- **Problem to work on**: In your copy, include every line of the listing below exactly but none of the pictures.

⟨

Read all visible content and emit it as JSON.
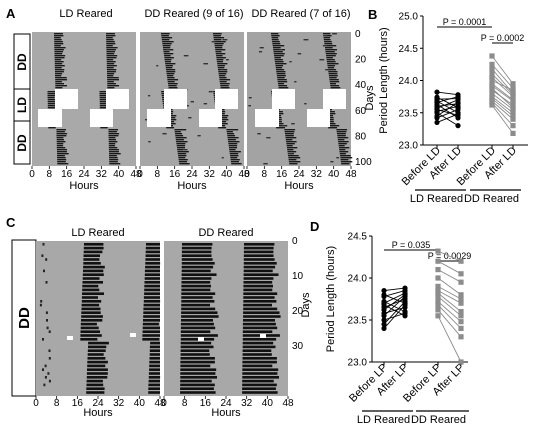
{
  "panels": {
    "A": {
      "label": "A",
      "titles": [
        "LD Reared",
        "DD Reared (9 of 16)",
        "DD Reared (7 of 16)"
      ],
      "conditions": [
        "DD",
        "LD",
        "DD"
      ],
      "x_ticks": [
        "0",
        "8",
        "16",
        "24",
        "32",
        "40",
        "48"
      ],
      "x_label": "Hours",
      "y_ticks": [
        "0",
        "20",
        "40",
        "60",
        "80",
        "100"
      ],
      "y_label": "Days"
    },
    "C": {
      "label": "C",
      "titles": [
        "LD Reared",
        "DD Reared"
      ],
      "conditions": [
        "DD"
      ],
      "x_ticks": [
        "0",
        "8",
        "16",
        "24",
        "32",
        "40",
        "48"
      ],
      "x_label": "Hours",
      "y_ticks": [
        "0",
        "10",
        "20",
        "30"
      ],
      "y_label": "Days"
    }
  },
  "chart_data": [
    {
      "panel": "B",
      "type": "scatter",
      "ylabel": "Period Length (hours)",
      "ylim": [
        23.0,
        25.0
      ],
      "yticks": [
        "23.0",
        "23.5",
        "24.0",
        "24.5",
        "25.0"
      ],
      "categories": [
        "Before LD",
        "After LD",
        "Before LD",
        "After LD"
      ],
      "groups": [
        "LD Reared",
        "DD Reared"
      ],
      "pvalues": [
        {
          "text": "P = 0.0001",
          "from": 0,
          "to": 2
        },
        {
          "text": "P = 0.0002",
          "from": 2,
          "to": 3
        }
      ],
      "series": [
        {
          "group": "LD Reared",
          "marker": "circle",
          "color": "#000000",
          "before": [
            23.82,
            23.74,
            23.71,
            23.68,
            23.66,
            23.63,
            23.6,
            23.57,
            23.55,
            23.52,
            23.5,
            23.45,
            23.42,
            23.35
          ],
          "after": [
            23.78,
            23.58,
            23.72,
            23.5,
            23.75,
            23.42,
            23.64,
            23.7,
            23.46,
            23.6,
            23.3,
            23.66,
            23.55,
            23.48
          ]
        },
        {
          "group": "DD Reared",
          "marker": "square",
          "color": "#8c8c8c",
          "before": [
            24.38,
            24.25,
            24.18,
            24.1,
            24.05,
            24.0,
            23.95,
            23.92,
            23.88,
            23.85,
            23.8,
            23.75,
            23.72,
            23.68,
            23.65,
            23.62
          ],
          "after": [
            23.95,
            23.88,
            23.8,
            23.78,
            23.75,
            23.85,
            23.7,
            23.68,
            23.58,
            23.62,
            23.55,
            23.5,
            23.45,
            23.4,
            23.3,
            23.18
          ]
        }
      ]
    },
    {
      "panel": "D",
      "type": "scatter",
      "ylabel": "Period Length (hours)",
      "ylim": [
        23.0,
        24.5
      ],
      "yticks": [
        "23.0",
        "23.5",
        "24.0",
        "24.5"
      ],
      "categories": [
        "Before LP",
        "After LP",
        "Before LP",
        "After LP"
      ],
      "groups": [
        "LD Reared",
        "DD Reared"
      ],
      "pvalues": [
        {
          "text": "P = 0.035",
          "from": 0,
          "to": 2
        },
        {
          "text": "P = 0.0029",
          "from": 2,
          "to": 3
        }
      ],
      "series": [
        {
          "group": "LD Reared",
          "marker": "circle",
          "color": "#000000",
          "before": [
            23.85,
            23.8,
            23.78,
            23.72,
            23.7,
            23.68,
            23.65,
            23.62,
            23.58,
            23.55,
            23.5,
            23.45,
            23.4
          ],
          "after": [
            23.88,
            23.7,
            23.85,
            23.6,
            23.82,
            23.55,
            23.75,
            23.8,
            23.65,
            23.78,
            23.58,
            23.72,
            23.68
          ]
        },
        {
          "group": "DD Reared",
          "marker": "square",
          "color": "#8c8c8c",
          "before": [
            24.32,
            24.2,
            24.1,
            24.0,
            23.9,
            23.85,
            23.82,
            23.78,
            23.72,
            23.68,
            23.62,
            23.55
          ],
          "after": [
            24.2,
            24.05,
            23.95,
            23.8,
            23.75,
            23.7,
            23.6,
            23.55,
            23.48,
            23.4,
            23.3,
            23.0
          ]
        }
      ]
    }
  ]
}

⟩

- **Exercise answer**:
Read all visible content and emit it as JSON.
{
  "panels": {
    "A": {
      "label": "A",
      "titles": [
        "LD Reared",
        "DD Reared (9 of 16)",
        "DD Reared (7 of 16)"
      ],
      "conditions": [
        "DD",
        "LD",
        "DD"
      ],
      "x_ticks": [
        "0",
        "8",
        "16",
        "24",
        "32",
        "40",
        "48"
      ],
      "x_label": "Hours",
      "y_ticks": [
        "0",
        "20",
        "40",
        "60",
        "80",
        "100"
      ],
      "y_label": "Days"
    },
    "C": {
      "label": "C",
      "titles": [
        "LD Reared",
        "DD Reared"
      ],
      "conditions": [
        "DD"
      ],
      "x_ticks": [
        "0",
        "8",
        "16",
        "24",
        "32",
        "40",
        "48"
      ],
      "x_label": "Hours",
      "y_ticks": [
        "0",
        "10",
        "20",
        "30"
      ],
      "y_label": "Days"
    }
  },
  "chart_data": [
    {
      "panel": "B",
      "type": "scatter",
      "ylabel": "Period Length (hours)",
      "ylim": [
        23.0,
        25.0
      ],
      "yticks": [
        "23.0",
        "23.5",
        "24.0",
        "24.5",
        "25.0"
      ],
      "categories": [
        "Before LD",
        "After LD",
        "Before LD",
        "After LD"
      ],
      "groups": [
        "LD Reared",
        "DD Reared"
      ],
      "pvalues": [
        {
          "text": "P = 0.0001",
          "from": 0,
          "to": 2
        },
        {
          "text": "P = 0.0002",
          "from": 2,
          "to": 3
        }
      ],
      "series": [
        {
          "group": "LD Reared",
          "marker": "circle",
          "color": "#000000",
          "before": [
            23.82,
            23.74,
            23.71,
            23.68,
            23.66,
            23.63,
            23.6,
            23.57,
            23.55,
            23.52,
            23.5,
            23.45,
            23.42,
            23.35
          ],
          "after": [
            23.78,
            23.58,
            23.72,
            23.5,
            23.75,
            23.42,
            23.64,
            23.7,
            23.46,
            23.6,
            23.3,
            23.66,
            23.55,
            23.48
          ]
        },
        {
          "group": "DD Reared",
          "marker": "square",
          "color": "#8c8c8c",
          "before": [
            24.38,
            24.25,
            24.18,
            24.1,
            24.05,
            24.0,
            23.95,
            23.92,
            23.88,
            23.85,
            23.8,
            23.75,
            23.72,
            23.68,
            23.65,
            23.62
          ],
          "after": [
            23.95,
            23.88,
            23.8,
            23.78,
            23.75,
            23.85,
            23.7,
            23.68,
            23.58,
            23.62,
            23.55,
            23.5,
            23.45,
            23.4,
            23.3,
            23.18
          ]
        }
      ]
    },
    {
      "panel": "D",
      "type": "scatter",
      "ylabel": "Period Length (hours)",
      "ylim": [
        23.0,
        24.5
      ],
      "yticks": [
        "23.0",
        "23.5",
        "24.0",
        "24.5"
      ],
      "categories": [
        "Before LP",
        "After LP",
        "Before LP",
        "After LP"
      ],
      "groups": [
        "LD Reared",
        "DD Reared"
      ],
      "pvalues": [
        {
          "text": "P = 0.035",
          "from": 0,
          "to": 2
        },
        {
          "text": "P = 0.0029",
          "from": 2,
          "to": 3
        }
      ],
      "series": [
        {
          "group": "LD Reared",
          "marker": "circle",
          "color": "#000000",
          "before": [
            23.85,
            23.8,
            23.78,
            23.72,
            23.7,
            23.68,
            23.65,
            23.62,
            23.58,
            23.55,
            23.5,
            23.45,
            23.4
          ],
          "after": [
            23.88,
            23.7,
            23.85,
            23.6,
            23.82,
            23.55,
            23.75,
            23.8,
            23.65,
            23.78,
            23.58,
            23.72,
            23.68
          ]
        },
        {
          "group": "DD Reared",
          "marker": "square",
          "color": "#8c8c8c",
          "before": [
            24.32,
            24.2,
            24.1,
            24.0,
            23.9,
            23.85,
            23.82,
            23.78,
            23.72,
            23.68,
            23.62,
            23.55
          ],
          "after": [
            24.2,
            24.05,
            23.95,
            23.8,
            23.75,
            23.7,
            23.6,
            23.55,
            23.48,
            23.4,
            23.3,
            23.0
          ]
        }
      ]
    }
  ]
}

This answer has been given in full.